Figure data in JSON
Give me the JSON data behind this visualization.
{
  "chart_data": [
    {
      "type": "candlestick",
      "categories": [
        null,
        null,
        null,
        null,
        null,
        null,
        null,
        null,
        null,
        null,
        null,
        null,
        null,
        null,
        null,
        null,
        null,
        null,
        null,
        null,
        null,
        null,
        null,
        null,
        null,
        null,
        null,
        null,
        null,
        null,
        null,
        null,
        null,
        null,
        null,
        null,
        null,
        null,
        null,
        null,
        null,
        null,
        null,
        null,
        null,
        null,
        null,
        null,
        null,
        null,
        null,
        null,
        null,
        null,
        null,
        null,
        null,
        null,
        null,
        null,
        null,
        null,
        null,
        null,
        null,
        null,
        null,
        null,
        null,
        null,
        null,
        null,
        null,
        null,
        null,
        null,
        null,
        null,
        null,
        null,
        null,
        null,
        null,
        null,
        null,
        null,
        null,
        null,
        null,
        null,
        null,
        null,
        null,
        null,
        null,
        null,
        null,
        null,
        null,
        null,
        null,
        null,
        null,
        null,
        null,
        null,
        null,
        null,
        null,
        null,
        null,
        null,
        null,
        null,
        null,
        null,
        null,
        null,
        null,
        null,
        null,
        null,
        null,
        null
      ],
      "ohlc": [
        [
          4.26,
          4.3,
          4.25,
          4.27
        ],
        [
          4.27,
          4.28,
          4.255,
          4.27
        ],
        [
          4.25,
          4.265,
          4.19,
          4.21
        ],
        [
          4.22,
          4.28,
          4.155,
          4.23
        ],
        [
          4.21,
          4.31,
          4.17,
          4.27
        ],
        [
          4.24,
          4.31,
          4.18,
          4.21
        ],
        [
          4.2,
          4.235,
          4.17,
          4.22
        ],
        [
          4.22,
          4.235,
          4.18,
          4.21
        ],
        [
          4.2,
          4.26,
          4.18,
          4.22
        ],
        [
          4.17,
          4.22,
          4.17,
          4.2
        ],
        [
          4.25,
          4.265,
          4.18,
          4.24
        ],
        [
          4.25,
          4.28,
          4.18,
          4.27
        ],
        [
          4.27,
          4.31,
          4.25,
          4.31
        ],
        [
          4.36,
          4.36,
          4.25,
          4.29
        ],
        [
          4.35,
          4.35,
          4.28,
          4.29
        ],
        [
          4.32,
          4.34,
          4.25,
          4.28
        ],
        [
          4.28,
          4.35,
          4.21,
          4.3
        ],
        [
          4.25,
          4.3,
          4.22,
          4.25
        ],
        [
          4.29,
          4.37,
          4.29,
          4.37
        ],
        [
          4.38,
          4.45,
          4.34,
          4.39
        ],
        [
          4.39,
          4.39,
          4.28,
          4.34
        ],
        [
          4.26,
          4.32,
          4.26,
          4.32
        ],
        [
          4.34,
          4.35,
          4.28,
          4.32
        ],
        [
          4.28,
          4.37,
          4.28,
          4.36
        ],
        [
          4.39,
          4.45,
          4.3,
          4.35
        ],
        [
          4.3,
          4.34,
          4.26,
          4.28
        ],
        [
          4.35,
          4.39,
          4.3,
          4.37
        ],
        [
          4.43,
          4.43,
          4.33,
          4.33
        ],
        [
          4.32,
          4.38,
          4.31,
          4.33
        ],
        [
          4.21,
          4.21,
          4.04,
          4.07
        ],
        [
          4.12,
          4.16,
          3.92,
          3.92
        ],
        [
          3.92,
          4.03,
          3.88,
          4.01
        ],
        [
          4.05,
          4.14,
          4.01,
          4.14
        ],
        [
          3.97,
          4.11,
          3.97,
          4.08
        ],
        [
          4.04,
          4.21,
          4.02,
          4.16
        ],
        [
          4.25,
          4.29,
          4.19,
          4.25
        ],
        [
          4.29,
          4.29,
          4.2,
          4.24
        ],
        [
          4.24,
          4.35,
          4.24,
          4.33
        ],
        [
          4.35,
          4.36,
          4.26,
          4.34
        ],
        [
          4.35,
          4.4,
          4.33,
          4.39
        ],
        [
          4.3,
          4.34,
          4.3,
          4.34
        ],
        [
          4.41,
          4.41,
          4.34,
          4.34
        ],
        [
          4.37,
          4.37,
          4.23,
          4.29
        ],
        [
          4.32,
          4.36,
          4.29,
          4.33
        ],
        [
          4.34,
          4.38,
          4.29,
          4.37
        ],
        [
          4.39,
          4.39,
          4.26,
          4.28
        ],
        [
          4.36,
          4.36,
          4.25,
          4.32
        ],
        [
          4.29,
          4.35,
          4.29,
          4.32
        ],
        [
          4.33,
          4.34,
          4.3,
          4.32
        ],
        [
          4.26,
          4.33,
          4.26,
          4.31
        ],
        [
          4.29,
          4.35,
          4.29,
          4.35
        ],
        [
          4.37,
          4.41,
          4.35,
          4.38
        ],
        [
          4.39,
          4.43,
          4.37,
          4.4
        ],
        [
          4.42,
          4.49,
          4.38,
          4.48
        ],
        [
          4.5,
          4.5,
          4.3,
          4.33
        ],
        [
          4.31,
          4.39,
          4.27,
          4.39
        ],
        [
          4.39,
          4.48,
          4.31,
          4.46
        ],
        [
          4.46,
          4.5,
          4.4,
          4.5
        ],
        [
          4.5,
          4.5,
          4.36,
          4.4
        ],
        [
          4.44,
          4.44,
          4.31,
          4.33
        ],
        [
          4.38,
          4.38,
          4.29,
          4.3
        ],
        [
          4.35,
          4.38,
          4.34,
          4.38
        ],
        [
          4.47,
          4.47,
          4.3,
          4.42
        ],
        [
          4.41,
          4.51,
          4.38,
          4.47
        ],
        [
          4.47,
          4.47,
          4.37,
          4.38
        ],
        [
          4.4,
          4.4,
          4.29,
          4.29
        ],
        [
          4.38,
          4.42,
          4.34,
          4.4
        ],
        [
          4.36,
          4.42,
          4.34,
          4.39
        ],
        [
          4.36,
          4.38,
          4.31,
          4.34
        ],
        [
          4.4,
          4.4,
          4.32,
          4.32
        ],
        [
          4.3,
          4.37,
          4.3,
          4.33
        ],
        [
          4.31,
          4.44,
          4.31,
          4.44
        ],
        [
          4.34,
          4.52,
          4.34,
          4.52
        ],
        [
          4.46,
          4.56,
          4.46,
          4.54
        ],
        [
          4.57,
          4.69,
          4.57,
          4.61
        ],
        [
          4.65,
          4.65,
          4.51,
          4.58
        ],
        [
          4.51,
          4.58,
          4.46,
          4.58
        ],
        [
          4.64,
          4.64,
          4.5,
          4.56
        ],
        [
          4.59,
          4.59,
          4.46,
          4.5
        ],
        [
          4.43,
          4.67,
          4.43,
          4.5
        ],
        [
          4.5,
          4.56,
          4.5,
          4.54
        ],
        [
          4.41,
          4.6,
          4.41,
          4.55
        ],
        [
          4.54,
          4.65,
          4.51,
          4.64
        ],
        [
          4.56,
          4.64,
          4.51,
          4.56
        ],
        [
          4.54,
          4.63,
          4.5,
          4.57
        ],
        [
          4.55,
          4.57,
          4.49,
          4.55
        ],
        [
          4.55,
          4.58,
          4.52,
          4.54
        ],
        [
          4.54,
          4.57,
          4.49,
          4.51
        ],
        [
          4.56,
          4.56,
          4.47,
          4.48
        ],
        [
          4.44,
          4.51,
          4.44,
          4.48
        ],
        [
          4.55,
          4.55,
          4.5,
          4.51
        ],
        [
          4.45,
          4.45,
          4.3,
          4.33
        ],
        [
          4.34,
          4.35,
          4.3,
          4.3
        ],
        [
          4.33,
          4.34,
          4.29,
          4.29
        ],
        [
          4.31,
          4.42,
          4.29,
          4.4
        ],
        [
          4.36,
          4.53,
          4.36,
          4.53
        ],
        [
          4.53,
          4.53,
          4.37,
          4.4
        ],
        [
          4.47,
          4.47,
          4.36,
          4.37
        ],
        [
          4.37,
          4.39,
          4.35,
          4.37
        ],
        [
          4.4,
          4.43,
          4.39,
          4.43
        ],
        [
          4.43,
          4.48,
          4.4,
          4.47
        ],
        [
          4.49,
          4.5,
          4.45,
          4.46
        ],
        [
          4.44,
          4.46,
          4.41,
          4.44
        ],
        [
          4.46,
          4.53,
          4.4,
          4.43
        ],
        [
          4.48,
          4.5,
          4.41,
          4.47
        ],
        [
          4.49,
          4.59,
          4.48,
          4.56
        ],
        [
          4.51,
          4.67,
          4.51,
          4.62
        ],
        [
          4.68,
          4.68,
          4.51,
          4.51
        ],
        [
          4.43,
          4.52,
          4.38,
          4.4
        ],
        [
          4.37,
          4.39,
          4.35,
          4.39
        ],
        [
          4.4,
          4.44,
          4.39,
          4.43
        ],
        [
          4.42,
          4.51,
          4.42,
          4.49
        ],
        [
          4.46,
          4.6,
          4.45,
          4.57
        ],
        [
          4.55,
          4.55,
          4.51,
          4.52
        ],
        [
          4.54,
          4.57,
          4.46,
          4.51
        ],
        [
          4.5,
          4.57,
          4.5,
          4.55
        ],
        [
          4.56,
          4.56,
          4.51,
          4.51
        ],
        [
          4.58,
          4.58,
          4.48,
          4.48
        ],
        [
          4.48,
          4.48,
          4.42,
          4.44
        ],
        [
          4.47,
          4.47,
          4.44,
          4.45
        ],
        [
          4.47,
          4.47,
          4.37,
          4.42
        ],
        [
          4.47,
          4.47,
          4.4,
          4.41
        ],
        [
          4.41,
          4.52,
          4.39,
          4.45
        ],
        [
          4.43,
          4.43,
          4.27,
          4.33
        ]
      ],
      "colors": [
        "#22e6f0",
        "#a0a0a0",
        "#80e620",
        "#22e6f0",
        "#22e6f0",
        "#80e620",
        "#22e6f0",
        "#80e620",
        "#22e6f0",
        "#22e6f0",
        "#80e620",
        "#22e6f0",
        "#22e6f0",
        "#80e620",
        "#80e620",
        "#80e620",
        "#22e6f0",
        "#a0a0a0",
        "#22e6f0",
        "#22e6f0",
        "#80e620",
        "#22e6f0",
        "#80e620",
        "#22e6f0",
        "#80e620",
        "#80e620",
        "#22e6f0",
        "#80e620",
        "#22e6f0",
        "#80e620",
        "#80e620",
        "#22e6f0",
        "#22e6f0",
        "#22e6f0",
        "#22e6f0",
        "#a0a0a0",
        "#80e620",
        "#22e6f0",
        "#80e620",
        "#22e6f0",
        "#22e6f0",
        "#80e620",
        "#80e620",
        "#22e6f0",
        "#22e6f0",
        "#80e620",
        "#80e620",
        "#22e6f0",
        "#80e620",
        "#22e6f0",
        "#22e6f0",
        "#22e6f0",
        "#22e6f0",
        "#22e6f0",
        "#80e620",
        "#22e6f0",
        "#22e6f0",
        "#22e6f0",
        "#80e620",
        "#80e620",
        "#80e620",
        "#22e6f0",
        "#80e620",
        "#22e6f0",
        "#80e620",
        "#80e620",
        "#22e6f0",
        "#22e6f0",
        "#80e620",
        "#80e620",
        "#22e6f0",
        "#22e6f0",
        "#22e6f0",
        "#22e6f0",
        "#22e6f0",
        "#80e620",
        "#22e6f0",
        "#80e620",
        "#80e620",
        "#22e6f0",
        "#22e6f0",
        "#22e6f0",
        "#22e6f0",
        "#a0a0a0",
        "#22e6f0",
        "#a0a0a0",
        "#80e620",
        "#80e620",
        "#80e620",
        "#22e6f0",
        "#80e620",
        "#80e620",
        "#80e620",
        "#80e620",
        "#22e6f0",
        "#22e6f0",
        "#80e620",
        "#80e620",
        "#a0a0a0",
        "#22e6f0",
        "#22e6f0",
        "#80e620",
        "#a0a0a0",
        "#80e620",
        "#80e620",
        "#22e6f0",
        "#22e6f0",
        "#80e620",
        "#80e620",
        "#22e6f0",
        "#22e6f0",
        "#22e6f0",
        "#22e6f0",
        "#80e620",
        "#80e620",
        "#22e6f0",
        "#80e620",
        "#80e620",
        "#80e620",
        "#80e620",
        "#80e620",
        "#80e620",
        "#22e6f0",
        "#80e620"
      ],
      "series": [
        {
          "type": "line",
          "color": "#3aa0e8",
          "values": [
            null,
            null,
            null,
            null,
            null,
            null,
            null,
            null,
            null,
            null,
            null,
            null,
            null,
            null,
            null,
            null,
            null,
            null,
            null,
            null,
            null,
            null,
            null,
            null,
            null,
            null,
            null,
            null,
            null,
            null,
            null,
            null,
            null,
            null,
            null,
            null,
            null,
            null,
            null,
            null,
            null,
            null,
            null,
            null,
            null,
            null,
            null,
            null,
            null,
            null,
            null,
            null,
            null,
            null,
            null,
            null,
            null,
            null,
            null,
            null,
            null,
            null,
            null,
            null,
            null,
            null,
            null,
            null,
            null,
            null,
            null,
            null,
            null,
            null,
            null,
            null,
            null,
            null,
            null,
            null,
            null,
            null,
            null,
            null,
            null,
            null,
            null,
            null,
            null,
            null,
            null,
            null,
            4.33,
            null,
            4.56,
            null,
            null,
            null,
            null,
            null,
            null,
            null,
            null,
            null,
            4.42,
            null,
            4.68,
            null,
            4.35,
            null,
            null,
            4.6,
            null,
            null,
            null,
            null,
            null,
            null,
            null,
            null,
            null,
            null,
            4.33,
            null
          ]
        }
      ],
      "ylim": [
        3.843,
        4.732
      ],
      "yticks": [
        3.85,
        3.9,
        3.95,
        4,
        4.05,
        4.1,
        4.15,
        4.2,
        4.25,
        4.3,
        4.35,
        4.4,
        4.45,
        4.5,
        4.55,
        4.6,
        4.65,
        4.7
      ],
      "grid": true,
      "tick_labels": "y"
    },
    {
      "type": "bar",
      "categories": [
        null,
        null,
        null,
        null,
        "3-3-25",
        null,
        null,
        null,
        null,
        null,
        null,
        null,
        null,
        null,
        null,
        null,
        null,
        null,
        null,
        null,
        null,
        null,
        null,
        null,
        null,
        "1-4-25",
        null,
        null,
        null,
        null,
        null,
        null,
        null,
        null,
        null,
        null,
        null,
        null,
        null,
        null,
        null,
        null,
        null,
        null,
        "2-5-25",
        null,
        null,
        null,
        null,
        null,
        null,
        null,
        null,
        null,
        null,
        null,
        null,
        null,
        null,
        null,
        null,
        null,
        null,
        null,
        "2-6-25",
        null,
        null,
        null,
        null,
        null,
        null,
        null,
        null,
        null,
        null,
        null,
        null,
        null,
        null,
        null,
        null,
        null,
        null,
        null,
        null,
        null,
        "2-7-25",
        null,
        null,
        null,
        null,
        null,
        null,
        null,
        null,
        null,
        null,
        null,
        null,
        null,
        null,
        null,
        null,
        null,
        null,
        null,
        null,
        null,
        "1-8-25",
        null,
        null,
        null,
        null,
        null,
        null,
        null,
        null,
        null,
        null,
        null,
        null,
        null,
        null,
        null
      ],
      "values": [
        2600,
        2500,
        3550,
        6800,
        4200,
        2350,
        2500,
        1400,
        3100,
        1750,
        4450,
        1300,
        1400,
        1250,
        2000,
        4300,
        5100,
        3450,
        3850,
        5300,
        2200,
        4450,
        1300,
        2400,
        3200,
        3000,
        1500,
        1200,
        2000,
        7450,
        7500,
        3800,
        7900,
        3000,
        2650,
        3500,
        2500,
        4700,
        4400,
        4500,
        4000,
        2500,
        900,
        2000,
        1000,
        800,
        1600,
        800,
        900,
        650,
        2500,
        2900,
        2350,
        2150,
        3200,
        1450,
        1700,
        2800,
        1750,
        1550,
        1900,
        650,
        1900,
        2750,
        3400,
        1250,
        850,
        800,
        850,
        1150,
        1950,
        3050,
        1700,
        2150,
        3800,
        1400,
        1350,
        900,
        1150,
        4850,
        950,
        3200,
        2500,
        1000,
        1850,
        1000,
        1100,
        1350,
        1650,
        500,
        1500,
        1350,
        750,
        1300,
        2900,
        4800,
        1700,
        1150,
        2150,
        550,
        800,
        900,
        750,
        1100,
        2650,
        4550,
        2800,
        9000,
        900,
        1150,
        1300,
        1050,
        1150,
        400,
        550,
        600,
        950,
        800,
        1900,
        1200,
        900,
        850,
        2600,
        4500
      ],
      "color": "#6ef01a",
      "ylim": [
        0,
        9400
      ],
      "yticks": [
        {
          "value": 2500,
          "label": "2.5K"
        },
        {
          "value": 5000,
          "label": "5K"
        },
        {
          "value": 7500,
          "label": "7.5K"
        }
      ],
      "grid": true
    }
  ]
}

▶ _SHORT PROBLEM_: Select all lines with the word "type" from the entries above.

▶ _ANSWER TO THIS TASK_:
      "type": "candlestick",
          "type": "line",
      "type": "bar",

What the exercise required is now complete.